**THE EXERCISE**
Gather each line of the records where "Hamburg" appears.

· · · · ·

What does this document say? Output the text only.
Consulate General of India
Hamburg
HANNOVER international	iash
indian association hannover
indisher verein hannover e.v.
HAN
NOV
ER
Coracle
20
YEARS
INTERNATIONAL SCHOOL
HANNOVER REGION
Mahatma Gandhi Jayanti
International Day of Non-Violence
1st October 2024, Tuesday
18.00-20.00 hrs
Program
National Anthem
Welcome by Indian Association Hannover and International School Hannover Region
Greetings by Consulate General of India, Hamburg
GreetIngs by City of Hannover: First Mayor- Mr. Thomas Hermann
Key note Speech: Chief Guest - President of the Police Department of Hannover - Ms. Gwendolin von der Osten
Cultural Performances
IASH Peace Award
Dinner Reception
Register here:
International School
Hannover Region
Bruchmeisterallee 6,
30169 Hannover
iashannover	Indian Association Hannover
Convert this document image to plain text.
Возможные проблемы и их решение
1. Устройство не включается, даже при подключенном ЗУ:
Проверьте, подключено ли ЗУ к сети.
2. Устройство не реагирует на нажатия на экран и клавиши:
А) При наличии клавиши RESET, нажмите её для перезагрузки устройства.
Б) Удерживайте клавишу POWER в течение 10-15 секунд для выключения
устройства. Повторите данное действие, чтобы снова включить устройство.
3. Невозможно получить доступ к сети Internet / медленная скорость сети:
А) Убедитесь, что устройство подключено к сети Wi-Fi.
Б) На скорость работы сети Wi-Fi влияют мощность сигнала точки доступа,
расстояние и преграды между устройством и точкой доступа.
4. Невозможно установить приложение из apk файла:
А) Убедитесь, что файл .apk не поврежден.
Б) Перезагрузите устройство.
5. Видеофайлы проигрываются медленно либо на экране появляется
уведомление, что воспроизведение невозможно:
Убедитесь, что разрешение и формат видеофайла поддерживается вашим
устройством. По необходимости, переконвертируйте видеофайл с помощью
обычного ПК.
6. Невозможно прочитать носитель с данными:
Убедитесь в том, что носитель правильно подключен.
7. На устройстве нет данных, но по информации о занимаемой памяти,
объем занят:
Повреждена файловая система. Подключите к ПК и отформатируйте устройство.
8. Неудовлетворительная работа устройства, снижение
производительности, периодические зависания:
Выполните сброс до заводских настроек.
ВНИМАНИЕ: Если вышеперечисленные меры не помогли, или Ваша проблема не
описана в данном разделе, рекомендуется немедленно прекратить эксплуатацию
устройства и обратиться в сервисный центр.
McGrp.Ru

· · · · ·

**TASK RESPONSE**
Hamburg
Greetings by Consulate General of India, Hamburg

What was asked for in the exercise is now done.